What to do: Carry on the article about the sexual abuse scandal in Icelandic football, starting from the point where it stops.
(Beginning of Passage to read)
Iceland rudderless after alleged sexual abuse scandal
September 1, 2021It was a brutal and potentially life-changing moment for a young woman as 25-year-old Thorhildur Gyda Arnarsdottir revealed the alleged details in a TV interview.
Arnarsdottir said she and another woman were assaulted by a player on the national football team while at a Reykjavik bar in September of 2017. Both women, Arnarsdottir added, were injured, and the two filed complaints with police the following day. Arnarsdottir's parents later spoke personally with KSI chairman Gudni Bergsson, she said.
Arnarsdottir said that the alleged perpetrator admitted his actions, apologized, and paid compensation. But, she said, only after an attempt by the Football Federation of Iceland to buy her silence.
"A lawyer from the football association asked if I was ready to sign a non-disclosure agreement and also to receive compensation," she said. "And, naturally, I said no."
National broadcaster RUV asked Bergsson whether the complaint or "any such cases" had crossed his desks. "No, not in any formal manner," was the reply — but the claim was later contradicted by email correspondence between Arnarsottir's father and the president of Iceland, who acknowledged communicating with the chairman about the matter. Bergsson resigned his post on Sunday.
Arnardsottir called for the entire KSI executive committee to likewise resign and acknowledge they had approved hiring players with abuse allegations against them. The committee did so, en masse, on Monday, saying in a statement "we as a community all need to do better to support victims and fight sexual violence."
'We failed the victims'
Such words have been uttered before in Iceland, a country regarded, without irony, as the "best place to be a woman" because of its 12-year run atop the World Economic Forum's Gender Gap Index. That index details the world's top countries on issues of gender equality.
(End of Passage to read)
(Beginning of Given entries)
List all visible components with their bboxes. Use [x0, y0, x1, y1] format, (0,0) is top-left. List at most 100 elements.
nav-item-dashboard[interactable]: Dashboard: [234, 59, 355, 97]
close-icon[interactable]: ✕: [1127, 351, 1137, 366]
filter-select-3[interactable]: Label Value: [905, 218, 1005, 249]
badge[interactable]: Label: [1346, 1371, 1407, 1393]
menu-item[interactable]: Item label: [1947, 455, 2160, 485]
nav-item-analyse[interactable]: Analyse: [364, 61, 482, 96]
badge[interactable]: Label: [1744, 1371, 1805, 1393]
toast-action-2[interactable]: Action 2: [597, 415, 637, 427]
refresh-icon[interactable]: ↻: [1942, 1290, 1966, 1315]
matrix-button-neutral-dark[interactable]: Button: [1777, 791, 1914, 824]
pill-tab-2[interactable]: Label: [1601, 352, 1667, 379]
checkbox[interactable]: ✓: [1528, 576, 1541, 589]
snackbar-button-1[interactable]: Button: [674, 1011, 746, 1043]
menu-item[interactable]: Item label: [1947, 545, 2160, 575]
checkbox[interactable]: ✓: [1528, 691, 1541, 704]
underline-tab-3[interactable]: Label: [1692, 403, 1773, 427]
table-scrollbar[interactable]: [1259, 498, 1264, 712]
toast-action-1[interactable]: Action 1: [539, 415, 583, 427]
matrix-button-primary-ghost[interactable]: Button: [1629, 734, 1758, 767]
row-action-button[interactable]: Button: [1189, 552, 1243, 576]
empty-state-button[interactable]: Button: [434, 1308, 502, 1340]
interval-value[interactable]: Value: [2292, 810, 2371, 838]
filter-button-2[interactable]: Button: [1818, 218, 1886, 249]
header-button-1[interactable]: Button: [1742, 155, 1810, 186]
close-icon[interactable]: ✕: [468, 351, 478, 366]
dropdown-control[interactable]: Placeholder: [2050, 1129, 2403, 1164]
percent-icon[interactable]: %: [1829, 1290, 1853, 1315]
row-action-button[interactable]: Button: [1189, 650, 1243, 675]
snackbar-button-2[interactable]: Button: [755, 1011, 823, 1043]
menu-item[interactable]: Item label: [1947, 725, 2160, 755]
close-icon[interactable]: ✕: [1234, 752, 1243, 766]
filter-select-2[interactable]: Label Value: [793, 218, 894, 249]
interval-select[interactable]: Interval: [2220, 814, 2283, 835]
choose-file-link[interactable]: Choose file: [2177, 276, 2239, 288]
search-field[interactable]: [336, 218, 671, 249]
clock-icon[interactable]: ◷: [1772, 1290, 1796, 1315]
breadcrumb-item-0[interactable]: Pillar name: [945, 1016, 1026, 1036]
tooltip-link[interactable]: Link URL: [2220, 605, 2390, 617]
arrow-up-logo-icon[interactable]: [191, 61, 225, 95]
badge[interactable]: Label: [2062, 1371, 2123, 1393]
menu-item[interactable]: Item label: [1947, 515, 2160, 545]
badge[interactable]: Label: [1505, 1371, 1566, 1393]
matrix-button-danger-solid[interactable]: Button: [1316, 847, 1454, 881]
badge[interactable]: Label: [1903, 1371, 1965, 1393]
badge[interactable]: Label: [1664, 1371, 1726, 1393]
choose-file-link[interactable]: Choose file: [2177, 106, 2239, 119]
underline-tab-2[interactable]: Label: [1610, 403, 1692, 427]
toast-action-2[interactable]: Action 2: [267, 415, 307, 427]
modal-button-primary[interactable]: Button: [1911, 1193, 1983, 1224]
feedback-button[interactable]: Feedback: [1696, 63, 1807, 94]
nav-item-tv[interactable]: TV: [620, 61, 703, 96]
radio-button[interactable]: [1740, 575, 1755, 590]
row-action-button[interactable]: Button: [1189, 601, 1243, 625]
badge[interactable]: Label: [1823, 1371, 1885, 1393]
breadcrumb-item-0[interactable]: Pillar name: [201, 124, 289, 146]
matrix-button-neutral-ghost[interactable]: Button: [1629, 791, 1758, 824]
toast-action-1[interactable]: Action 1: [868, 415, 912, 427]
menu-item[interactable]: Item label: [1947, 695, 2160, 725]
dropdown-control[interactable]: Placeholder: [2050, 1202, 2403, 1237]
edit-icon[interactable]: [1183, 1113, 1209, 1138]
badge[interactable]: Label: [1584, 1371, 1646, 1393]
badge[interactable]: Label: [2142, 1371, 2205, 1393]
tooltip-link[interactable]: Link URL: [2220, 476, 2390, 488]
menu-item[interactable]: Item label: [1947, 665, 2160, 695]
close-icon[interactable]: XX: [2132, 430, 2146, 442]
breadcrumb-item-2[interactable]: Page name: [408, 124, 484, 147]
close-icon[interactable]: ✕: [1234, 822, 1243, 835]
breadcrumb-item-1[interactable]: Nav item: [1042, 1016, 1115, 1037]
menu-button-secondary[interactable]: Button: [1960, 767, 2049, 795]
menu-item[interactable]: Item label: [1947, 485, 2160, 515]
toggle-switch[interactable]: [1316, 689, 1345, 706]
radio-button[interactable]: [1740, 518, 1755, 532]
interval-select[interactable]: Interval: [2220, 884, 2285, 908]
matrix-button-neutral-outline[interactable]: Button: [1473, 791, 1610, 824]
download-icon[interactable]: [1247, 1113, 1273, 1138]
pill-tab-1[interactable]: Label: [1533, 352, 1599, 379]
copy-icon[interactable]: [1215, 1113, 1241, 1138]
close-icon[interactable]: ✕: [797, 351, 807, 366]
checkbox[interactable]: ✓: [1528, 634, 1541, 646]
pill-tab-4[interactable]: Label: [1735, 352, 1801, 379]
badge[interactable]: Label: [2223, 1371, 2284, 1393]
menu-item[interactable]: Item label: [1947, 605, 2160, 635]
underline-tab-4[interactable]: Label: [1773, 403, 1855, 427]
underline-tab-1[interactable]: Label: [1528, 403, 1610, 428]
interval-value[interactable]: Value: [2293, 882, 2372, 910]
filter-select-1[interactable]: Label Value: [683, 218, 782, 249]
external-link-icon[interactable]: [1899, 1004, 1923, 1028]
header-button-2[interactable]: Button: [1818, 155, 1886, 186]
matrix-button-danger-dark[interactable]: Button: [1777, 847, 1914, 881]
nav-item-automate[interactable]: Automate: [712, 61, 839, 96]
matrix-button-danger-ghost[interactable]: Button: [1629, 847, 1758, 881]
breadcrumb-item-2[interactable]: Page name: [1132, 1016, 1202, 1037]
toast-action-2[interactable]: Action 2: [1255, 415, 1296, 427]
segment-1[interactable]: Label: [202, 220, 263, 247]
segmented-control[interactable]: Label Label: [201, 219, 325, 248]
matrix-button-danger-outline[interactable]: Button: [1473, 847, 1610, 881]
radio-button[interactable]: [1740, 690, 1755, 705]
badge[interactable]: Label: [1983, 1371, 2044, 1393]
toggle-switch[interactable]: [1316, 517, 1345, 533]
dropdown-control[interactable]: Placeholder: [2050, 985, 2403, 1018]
(End of Given entries)
Result:
Yet, according to a University of Iceland study in 2018, one in four Icelandic women has been raped or sexually assaulted. The Scandinavian Journal of Public Health also published a report in 2020, citing an extraordinarily high incidence of what it calls intimate-partner violence at the top Reykjavik hospital's emergency room.
At the KSI, and on the men's team, allegations of abuse have dotted the landscape for years, as detailed last month in a piece by columnist Hanna Bjorg Vilhjalmsdottir in the Reykjavik Visir. She recounted incidents of alleged sexual and domestic abuse by team players, and an alleged gang rape about 10 years ago which some players later joked about.
Vilhjalmsdottir asked whether the KSI would continue to send the message to boys and men that they can use violence against women and not "have to take responsibility for their acts."
Following the resignations of most of the Football Federation of Iceland's top brass, the new, acting chairman said this: "I think it's very clear we need a big internal tidy-up," said Klara Bjartmarz, who refused to quit her post as executive director of the KSI even as most of the federation's leadership, resigned. "We need to listen. We need to learn… we failed the victims."